## begin Material provided

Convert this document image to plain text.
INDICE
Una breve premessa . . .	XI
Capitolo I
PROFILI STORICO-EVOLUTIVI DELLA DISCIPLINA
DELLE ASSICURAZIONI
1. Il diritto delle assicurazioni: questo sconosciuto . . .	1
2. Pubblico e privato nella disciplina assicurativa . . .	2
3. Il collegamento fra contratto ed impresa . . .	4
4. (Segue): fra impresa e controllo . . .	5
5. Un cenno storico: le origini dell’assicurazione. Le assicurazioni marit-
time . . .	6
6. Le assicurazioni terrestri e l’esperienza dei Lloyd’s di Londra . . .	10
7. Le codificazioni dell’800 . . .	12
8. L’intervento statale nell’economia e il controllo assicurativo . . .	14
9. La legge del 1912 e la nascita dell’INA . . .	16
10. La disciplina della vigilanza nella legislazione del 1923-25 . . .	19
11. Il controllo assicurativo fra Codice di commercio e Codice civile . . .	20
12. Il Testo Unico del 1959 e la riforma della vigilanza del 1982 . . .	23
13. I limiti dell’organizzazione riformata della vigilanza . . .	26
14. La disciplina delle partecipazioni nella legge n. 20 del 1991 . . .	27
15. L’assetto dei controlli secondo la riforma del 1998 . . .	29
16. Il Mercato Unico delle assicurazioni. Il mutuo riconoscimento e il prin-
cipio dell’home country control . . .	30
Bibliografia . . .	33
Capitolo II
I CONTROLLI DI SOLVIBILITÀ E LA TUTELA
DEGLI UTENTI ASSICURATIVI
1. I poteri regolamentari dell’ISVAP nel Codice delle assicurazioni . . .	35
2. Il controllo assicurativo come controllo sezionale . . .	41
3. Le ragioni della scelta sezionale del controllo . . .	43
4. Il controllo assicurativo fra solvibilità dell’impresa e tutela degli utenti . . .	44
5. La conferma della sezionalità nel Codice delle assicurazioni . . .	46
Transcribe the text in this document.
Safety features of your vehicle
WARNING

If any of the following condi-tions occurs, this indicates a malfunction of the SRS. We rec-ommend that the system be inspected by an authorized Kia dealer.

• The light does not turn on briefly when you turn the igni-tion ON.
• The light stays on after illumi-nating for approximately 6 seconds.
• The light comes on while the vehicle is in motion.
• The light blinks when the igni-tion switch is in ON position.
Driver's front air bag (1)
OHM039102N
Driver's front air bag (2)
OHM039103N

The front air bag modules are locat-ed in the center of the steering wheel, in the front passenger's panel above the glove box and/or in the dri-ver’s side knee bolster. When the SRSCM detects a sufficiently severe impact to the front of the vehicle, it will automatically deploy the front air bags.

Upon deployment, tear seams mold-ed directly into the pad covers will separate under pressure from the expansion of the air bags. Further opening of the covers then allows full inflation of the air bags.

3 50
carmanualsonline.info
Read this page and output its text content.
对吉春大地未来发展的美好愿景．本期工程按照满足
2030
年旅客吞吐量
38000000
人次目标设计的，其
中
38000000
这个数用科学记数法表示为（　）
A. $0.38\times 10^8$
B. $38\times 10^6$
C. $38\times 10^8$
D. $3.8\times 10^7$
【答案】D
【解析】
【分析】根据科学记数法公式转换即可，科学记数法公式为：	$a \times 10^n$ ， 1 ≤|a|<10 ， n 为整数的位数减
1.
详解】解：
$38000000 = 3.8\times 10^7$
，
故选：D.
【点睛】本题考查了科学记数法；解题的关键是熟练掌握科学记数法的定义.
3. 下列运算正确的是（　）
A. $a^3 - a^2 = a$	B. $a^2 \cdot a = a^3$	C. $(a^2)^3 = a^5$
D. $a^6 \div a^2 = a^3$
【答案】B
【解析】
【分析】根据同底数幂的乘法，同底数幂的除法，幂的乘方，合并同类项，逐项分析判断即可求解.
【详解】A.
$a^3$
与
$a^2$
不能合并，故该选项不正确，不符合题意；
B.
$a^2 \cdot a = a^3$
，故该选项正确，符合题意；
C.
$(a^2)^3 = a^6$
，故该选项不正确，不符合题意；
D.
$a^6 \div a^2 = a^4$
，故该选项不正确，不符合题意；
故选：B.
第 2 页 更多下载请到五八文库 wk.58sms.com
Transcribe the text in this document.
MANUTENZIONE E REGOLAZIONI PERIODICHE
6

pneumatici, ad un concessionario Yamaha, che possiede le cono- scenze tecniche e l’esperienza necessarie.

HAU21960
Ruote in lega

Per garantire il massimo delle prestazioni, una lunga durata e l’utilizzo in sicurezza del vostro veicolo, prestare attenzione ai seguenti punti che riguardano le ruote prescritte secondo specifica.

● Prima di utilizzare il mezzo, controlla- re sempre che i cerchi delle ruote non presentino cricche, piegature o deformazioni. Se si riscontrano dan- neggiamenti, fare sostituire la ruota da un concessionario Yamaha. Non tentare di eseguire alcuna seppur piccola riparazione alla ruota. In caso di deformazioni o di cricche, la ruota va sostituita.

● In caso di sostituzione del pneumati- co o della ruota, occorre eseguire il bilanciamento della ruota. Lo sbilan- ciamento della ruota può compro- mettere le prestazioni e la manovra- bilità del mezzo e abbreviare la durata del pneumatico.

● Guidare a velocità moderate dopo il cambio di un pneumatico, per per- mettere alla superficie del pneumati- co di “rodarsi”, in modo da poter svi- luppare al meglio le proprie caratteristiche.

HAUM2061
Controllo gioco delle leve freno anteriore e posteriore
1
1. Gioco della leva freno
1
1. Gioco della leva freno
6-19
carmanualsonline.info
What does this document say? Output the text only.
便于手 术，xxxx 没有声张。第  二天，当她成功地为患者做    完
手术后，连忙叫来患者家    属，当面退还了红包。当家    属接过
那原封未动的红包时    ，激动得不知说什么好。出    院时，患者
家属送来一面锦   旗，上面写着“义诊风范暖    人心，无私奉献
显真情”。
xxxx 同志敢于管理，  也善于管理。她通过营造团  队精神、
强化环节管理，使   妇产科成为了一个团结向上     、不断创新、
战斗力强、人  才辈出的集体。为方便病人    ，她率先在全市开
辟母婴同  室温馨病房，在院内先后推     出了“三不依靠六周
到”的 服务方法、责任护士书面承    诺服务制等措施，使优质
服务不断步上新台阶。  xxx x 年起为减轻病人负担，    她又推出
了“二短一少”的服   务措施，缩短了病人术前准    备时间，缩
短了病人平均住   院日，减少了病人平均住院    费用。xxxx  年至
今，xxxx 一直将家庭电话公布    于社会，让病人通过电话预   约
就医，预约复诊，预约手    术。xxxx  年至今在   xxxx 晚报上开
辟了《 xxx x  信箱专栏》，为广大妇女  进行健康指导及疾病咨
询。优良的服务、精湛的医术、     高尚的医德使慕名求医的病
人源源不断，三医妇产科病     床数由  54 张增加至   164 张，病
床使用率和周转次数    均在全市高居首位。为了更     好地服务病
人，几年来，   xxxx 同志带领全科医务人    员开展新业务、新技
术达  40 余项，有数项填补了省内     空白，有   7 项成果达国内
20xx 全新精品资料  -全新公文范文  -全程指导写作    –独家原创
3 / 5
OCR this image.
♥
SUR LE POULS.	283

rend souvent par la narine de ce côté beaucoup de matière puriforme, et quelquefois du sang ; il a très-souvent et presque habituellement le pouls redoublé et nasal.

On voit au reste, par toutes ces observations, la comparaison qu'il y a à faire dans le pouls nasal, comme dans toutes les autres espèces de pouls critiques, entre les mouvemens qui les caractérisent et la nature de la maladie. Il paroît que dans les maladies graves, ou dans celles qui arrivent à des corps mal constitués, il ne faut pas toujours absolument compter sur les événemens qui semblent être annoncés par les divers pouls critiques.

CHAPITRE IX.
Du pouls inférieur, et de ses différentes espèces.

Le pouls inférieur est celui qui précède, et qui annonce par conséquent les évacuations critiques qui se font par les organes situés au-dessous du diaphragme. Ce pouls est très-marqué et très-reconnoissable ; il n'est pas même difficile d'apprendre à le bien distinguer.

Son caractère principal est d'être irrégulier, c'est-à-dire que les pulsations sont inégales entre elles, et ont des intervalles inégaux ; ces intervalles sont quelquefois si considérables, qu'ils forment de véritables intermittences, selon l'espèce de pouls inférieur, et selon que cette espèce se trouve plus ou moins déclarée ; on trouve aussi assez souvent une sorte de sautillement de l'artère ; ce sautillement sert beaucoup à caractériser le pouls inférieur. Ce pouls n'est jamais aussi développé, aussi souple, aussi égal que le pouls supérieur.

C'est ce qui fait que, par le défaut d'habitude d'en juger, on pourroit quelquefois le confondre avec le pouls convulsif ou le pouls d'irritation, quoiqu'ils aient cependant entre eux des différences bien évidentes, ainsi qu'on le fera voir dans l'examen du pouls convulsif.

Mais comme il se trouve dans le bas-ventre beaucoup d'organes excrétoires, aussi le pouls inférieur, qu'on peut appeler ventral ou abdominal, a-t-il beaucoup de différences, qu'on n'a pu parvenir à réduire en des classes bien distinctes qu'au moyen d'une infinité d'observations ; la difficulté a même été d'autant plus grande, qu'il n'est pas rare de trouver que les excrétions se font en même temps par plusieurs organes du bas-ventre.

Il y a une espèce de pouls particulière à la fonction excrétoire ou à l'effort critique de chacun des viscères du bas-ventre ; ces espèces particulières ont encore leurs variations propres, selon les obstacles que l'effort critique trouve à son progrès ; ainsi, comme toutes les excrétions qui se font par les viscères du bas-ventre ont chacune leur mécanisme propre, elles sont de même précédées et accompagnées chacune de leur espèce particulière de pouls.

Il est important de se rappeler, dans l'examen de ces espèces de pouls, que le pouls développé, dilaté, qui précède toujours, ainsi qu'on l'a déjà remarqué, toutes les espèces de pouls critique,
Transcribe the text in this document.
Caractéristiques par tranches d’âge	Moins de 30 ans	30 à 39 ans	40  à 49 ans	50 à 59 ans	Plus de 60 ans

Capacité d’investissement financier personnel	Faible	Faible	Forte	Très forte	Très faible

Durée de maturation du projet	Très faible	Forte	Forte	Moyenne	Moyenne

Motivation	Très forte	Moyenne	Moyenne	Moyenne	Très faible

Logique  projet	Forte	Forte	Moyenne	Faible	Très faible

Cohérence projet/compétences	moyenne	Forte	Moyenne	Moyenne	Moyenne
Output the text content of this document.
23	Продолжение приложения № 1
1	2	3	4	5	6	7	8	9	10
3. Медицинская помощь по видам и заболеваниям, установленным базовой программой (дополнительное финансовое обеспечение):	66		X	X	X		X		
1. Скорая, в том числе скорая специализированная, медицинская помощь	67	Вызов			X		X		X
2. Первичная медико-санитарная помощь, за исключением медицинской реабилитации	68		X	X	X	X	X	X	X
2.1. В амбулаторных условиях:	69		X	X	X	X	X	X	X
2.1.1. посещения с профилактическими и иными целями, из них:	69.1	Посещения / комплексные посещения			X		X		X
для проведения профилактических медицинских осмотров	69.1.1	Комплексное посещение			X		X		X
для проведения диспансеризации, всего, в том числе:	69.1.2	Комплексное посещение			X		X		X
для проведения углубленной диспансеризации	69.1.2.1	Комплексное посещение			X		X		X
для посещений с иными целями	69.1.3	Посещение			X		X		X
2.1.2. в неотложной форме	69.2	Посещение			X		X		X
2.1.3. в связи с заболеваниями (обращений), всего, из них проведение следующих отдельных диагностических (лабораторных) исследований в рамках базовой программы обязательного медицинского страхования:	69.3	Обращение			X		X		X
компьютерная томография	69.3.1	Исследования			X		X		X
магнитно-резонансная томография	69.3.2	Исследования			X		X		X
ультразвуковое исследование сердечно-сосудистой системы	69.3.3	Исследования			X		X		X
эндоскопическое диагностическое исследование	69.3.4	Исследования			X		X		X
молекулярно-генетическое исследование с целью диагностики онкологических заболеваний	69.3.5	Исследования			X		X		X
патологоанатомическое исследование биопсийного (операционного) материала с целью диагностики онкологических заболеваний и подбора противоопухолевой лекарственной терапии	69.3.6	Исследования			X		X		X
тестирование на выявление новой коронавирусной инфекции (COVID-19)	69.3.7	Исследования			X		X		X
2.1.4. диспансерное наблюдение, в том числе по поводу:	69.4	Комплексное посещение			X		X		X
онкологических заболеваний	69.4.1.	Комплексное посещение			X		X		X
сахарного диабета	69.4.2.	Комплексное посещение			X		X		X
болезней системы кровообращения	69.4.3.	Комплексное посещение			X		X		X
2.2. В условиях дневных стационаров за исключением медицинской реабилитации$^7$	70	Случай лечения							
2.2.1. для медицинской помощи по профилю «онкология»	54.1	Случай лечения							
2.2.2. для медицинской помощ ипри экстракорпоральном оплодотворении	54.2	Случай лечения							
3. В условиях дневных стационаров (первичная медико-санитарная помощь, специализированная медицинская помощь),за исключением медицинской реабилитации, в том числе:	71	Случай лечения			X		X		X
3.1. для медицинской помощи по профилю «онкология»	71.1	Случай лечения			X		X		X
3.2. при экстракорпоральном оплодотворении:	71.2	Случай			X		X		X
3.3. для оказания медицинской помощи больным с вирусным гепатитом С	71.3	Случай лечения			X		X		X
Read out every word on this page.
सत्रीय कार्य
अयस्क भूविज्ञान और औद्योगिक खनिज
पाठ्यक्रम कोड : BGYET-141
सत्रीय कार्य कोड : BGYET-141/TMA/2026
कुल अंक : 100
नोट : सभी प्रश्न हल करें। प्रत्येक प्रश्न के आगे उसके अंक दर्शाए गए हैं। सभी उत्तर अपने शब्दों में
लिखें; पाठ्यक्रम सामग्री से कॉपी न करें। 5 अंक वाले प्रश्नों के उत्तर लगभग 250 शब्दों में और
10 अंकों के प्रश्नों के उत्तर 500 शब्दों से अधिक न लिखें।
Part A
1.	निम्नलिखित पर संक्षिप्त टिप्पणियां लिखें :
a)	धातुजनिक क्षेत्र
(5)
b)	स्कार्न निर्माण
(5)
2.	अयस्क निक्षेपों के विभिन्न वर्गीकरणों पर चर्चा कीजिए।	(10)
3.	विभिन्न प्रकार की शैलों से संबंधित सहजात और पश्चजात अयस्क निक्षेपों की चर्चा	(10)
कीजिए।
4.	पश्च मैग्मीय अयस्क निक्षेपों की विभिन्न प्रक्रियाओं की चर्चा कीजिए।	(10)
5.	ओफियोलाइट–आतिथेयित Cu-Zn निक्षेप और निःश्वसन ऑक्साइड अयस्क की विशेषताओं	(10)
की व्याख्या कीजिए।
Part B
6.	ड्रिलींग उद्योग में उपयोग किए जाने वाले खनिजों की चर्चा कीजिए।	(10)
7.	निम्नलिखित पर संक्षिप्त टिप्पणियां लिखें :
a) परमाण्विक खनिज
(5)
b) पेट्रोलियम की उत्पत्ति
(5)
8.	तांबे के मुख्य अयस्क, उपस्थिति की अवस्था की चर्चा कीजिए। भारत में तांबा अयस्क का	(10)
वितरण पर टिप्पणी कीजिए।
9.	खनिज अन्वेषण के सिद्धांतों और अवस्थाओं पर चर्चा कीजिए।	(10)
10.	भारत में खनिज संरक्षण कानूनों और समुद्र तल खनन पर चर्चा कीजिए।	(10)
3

## end Material provided

* _Exercise brief_: Starting from the line containing "Read out every word on this page.", repeat each line through the end of the entries, exactly.

* _Final answer_:
Read out every word on this page.
सत्रीय कार्य
अयस्क भूविज्ञान और औद्योगिक खनिज
पाठ्यक्रम कोड : BGYET-141
सत्रीय कार्य कोड : BGYET-141/TMA/2026
कुल अंक : 100
नोट : सभी प्रश्न हल करें। प्रत्येक प्रश्न के आगे उसके अंक दर्शाए गए हैं। सभी उत्तर अपने शब्दों में
लिखें; पाठ्यक्रम सामग्री से कॉपी न करें। 5 अंक वाले प्रश्नों के उत्तर लगभग 250 शब्दों में और
10 अंकों के प्रश्नों के उत्तर 500 शब्दों से अधिक न लिखें।
Part A
1.	निम्नलिखित पर संक्षिप्त टिप्पणियां लिखें :
a)	धातुजनिक क्षेत्र
(5)
b)	स्कार्न निर्माण
(5)
2.	अयस्क निक्षेपों के विभिन्न वर्गीकरणों पर चर्चा कीजिए।	(10)
3.	विभिन्न प्रकार की शैलों से संबंधित सहजात और पश्चजात अयस्क निक्षेपों की चर्चा	(10)
कीजिए।
4.	पश्च मैग्मीय अयस्क निक्षेपों की विभिन्न प्रक्रियाओं की चर्चा कीजिए।	(10)
5.	ओफियोलाइट–आतिथेयित Cu-Zn निक्षेप और निःश्वसन ऑक्साइड अयस्क की विशेषताओं	(10)
की व्याख्या कीजिए।
Part B
6.	ड्रिलींग उद्योग में उपयोग किए जाने वाले खनिजों की चर्चा कीजिए।	(10)
7.	निम्नलिखित पर संक्षिप्त टिप्पणियां लिखें :
a) परमाण्विक खनिज
(5)
b) पेट्रोलियम की उत्पत्ति
(5)
8.	तांबे के मुख्य अयस्क, उपस्थिति की अवस्था की चर्चा कीजिए। भारत में तांबा अयस्क का	(10)
वितरण पर टिप्पणी कीजिए।
9.	खनिज अन्वेषण के सिद्धांतों और अवस्थाओं पर चर्चा कीजिए।	(10)
10.	भारत में खनिज संरक्षण कानूनों और समुद्र तल खनन पर चर्चा कीजिए।	(10)
3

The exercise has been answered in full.